_Problem details_
Reproduce the data below word for word, keeping every line in its original order.

┄┄┄┄┄┄┄┄┄┄┄┄┄┄┄┄┄┄┄┄

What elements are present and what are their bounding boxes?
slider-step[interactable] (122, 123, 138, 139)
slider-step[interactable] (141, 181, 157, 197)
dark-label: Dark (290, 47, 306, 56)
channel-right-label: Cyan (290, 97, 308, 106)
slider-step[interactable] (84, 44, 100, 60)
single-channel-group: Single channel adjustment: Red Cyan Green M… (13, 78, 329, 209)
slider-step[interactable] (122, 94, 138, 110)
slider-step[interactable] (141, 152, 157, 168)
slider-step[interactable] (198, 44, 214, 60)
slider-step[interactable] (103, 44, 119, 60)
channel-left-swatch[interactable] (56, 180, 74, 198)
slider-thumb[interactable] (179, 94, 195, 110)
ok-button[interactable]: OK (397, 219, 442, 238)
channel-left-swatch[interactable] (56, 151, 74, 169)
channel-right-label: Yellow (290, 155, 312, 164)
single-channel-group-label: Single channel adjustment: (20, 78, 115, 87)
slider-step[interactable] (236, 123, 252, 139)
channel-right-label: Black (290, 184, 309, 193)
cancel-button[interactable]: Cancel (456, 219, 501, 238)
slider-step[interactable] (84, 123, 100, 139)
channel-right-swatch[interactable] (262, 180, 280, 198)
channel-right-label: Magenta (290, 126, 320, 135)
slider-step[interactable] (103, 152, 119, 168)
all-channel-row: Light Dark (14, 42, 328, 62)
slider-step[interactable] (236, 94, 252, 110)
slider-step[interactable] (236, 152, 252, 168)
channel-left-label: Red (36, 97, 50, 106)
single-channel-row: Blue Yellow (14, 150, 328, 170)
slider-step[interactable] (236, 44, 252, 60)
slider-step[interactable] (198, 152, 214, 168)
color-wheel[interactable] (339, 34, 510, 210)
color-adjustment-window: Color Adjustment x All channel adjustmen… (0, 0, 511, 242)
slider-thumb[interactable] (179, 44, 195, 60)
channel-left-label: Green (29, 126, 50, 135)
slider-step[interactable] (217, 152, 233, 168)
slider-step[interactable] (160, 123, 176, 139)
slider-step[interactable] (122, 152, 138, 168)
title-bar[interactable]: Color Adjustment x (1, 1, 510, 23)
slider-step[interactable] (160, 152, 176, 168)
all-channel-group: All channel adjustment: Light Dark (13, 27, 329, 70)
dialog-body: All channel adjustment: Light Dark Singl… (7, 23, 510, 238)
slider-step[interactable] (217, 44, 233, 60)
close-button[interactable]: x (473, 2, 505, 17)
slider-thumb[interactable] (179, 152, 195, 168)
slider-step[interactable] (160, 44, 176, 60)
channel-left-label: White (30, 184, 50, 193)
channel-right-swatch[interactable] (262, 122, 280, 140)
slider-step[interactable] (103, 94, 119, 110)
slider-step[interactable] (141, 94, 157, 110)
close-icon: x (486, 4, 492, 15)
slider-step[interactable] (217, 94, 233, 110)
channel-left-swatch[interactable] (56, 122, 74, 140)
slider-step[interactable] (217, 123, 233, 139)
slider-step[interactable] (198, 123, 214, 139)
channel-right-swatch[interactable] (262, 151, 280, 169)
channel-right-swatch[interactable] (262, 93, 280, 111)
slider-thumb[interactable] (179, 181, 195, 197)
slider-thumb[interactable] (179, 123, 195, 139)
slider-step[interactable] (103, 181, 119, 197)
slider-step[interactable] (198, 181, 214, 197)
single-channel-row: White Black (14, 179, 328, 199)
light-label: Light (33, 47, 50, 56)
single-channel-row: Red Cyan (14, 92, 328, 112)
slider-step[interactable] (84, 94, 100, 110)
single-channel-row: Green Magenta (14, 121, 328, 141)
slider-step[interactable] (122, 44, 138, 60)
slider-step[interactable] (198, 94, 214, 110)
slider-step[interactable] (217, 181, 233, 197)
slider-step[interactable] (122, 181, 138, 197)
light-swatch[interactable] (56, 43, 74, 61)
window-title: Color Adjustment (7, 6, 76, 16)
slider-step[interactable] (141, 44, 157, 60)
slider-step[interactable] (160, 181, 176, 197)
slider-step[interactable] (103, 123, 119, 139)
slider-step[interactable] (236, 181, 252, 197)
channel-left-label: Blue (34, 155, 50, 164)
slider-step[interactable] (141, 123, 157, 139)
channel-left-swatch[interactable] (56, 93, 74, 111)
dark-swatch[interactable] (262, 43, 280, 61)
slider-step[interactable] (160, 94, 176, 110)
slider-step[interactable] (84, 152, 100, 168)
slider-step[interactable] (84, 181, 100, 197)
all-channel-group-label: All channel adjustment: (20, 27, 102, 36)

┄┄┄┄┄┄┄┄┄┄┄┄┄┄┄┄┄┄┄┄

_Written solution_
What elements are present and what are their bounding boxes?
slider-step[interactable] (122, 123, 138, 139)
slider-step[interactable] (141, 181, 157, 197)
dark-label: Dark (290, 47, 306, 56)
channel-right-label: Cyan (290, 97, 308, 106)
slider-step[interactable] (84, 44, 100, 60)
single-channel-group: Single channel adjustment: Red Cyan Green M… (13, 78, 329, 209)
slider-step[interactable] (122, 94, 138, 110)
slider-step[interactable] (141, 152, 157, 168)
slider-step[interactable] (198, 44, 214, 60)
slider-step[interactable] (103, 44, 119, 60)
channel-left-swatch[interactable] (56, 180, 74, 198)
slider-thumb[interactable] (179, 94, 195, 110)
ok-button[interactable]: OK (397, 219, 442, 238)
channel-left-swatch[interactable] (56, 151, 74, 169)
channel-right-label: Yellow (290, 155, 312, 164)
single-channel-group-label: Single channel adjustment: (20, 78, 115, 87)
slider-step[interactable] (236, 123, 252, 139)
channel-right-label: Black (290, 184, 309, 193)
cancel-button[interactable]: Cancel (456, 219, 501, 238)
slider-step[interactable] (84, 123, 100, 139)
channel-right-swatch[interactable] (262, 180, 280, 198)
channel-right-label: Magenta (290, 126, 320, 135)
slider-step[interactable] (103, 152, 119, 168)
all-channel-row: Light Dark (14, 42, 328, 62)
slider-step[interactable] (236, 94, 252, 110)
slider-step[interactable] (236, 152, 252, 168)
channel-left-label: Red (36, 97, 50, 106)
single-channel-row: Blue Yellow (14, 150, 328, 170)
slider-step[interactable] (236, 44, 252, 60)
slider-step[interactable] (198, 152, 214, 168)
color-wheel[interactable] (339, 34, 510, 210)
color-adjustment-window: Color Adjustment x All channel adjustmen… (0, 0, 511, 242)
slider-thumb[interactable] (179, 44, 195, 60)
channel-left-label: Green (29, 126, 50, 135)
slider-step[interactable] (217, 152, 233, 168)
slider-step[interactable] (160, 123, 176, 139)
slider-step[interactable] (122, 152, 138, 168)
title-bar[interactable]: Color Adjustment x (1, 1, 510, 23)
slider-step[interactable] (160, 152, 176, 168)
all-channel-group: All channel adjustment: Light Dark (13, 27, 329, 70)
dialog-body: All channel adjustment: Light Dark Singl… (7, 23, 510, 238)
slider-step[interactable] (217, 44, 233, 60)
close-button[interactable]: x (473, 2, 505, 17)
slider-thumb[interactable] (179, 152, 195, 168)
slider-step[interactable] (160, 44, 176, 60)
channel-left-label: White (30, 184, 50, 193)
channel-right-swatch[interactable] (262, 122, 280, 140)
slider-step[interactable] (103, 94, 119, 110)
slider-step[interactable] (141, 94, 157, 110)
close-icon: x (486, 4, 492, 15)
slider-step[interactable] (217, 94, 233, 110)
channel-left-swatch[interactable] (56, 122, 74, 140)
slider-step[interactable] (217, 123, 233, 139)
slider-step[interactable] (198, 123, 214, 139)
channel-right-swatch[interactable] (262, 151, 280, 169)
channel-right-swatch[interactable] (262, 93, 280, 111)
slider-thumb[interactable] (179, 181, 195, 197)
slider-thumb[interactable] (179, 123, 195, 139)
slider-step[interactable] (103, 181, 119, 197)
slider-step[interactable] (198, 181, 214, 197)
single-channel-row: White Black (14, 179, 328, 199)
light-label: Light (33, 47, 50, 56)
single-channel-row: Red Cyan (14, 92, 328, 112)
slider-step[interactable] (84, 94, 100, 110)
single-channel-row: Green Magenta (14, 121, 328, 141)
slider-step[interactable] (122, 44, 138, 60)
slider-step[interactable] (198, 94, 214, 110)
slider-step[interactable] (217, 181, 233, 197)
slider-step[interactable] (122, 181, 138, 197)
light-swatch[interactable] (56, 43, 74, 61)
window-title: Color Adjustment (7, 6, 76, 16)
slider-step[interactable] (141, 44, 157, 60)
slider-step[interactable] (160, 181, 176, 197)
slider-step[interactable] (103, 123, 119, 139)
slider-step[interactable] (236, 181, 252, 197)
channel-left-label: Blue (34, 155, 50, 164)
slider-step[interactable] (141, 123, 157, 139)
channel-left-swatch[interactable] (56, 93, 74, 111)
dark-swatch[interactable] (262, 43, 280, 61)
slider-step[interactable] (160, 94, 176, 110)
slider-step[interactable] (84, 152, 100, 168)
slider-step[interactable] (84, 181, 100, 197)
all-channel-group-label: All channel adjustment: (20, 27, 102, 36)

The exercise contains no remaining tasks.